(AIM OF THE TASK) In the entries that follow, identify the line containing "What's the underlying" and return it together with all later lines, exactly as they appear.

(AVAILABLE RECORDS)
....................
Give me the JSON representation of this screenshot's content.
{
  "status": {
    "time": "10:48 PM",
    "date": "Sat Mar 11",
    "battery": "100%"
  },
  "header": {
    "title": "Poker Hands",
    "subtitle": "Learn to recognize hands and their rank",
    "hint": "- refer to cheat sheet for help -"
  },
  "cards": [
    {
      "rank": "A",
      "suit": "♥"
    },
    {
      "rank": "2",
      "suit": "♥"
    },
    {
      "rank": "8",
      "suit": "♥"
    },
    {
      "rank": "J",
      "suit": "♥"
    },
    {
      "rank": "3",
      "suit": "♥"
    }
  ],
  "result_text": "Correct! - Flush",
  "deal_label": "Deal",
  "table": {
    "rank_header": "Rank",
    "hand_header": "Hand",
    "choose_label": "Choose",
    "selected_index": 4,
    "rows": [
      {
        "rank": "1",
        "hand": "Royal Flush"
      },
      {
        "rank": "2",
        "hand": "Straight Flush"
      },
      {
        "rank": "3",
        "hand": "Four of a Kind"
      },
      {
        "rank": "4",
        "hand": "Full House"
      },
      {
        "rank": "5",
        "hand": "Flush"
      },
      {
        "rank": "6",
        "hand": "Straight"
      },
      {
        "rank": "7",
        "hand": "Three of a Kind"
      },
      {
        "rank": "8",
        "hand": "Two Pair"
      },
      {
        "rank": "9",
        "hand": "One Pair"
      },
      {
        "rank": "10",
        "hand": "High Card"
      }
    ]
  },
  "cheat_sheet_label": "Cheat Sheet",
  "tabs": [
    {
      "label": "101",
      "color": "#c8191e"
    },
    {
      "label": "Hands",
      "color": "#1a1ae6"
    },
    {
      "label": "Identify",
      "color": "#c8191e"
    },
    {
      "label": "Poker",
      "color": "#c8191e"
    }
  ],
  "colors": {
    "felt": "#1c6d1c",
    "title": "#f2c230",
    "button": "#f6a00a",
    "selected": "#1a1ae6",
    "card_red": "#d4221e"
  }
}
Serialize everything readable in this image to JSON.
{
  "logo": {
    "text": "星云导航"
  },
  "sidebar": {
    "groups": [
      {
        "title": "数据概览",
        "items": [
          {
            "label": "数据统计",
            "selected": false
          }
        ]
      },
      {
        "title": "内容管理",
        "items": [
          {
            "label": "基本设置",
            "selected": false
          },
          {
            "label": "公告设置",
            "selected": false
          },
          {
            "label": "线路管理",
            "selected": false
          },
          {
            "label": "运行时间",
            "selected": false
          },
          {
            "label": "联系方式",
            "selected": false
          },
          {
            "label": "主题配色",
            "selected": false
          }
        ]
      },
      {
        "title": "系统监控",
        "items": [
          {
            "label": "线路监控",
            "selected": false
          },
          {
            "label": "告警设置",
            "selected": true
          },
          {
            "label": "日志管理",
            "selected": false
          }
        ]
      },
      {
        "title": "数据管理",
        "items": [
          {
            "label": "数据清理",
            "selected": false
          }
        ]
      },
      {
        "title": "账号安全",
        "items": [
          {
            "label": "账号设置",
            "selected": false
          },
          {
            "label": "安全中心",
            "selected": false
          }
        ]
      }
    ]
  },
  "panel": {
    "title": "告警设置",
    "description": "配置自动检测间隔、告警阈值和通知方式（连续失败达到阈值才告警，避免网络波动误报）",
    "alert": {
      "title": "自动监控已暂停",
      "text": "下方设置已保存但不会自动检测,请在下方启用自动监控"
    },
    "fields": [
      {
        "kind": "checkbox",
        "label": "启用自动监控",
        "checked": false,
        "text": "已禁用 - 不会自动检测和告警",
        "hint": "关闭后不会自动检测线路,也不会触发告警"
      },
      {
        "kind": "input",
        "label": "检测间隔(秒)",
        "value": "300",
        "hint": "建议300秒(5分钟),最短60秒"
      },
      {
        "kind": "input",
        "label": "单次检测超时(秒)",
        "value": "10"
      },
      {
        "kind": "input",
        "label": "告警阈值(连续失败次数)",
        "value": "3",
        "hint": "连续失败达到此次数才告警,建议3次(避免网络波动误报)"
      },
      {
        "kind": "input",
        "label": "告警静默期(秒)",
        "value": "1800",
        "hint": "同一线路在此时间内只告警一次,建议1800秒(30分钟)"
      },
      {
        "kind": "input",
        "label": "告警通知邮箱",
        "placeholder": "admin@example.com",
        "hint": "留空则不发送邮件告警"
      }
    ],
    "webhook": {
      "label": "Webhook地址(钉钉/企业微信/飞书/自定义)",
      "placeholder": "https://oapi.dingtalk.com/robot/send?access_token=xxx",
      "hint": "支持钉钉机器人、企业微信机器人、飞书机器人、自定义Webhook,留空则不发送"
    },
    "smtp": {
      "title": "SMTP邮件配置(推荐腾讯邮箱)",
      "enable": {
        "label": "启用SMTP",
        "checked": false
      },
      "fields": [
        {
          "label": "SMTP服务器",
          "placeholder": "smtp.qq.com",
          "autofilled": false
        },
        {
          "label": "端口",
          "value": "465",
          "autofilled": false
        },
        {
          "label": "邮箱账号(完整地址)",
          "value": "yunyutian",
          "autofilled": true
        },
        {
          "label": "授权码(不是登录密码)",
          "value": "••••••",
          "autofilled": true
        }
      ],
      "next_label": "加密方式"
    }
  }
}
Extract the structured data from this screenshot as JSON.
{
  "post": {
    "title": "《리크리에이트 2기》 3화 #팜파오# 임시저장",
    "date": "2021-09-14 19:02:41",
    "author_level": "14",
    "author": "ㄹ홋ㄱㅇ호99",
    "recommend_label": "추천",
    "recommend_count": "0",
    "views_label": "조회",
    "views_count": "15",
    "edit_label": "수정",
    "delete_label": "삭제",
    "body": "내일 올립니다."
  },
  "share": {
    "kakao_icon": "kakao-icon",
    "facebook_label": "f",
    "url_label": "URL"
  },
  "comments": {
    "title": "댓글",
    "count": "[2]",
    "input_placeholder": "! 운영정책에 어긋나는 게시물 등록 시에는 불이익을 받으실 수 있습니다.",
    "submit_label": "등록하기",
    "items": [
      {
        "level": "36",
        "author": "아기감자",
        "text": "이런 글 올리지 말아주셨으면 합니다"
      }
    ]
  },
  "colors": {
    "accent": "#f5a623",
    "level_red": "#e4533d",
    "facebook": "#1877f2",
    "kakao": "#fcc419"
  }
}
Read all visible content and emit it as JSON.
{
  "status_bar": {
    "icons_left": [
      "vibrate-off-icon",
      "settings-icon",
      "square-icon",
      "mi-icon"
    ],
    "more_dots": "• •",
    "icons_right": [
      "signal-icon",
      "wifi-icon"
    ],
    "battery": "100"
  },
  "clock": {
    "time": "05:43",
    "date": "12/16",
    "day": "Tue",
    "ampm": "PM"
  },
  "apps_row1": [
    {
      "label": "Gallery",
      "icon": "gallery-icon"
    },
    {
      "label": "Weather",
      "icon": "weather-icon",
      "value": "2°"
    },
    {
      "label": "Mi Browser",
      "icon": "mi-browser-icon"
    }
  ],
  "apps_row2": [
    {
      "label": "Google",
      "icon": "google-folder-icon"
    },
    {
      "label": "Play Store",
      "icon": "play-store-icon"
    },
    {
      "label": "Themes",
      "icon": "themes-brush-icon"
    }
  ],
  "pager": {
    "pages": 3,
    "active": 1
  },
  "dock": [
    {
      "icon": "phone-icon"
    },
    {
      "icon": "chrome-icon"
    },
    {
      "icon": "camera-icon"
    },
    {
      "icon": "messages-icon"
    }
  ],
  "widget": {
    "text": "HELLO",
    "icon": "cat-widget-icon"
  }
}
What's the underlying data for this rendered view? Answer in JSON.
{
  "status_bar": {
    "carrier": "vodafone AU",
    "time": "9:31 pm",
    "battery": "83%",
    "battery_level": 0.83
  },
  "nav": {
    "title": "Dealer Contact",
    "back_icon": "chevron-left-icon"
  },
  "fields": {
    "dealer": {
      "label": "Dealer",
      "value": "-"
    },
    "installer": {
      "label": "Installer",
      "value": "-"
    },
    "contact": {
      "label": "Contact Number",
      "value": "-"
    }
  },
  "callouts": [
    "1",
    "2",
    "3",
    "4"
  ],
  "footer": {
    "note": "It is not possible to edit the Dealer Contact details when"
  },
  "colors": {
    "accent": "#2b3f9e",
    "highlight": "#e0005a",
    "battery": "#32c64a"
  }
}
....................
(FINAL RESULT)
What's the underlying data for this rendered view? Answer in JSON.
{
  "status_bar": {
    "carrier": "vodafone AU",
    "time": "9:31 pm",
    "battery": "83%",
    "battery_level": 0.83
  },
  "nav": {
    "title": "Dealer Contact",
    "back_icon": "chevron-left-icon"
  },
  "fields": {
    "dealer": {
      "label": "Dealer",
      "value": "-"
    },
    "installer": {
      "label": "Installer",
      "value": "-"
    },
    "contact": {
      "label": "Contact Number",
      "value": "-"
    }
  },
  "callouts": [
    "1",
    "2",
    "3",
    "4"
  ],
  "footer": {
    "note": "It is not possible to edit the Dealer Contact details when"
  },
  "colors": {
    "accent": "#2b3f9e",
    "highlight": "#e0005a",
    "battery": "#32c64a"
  }
}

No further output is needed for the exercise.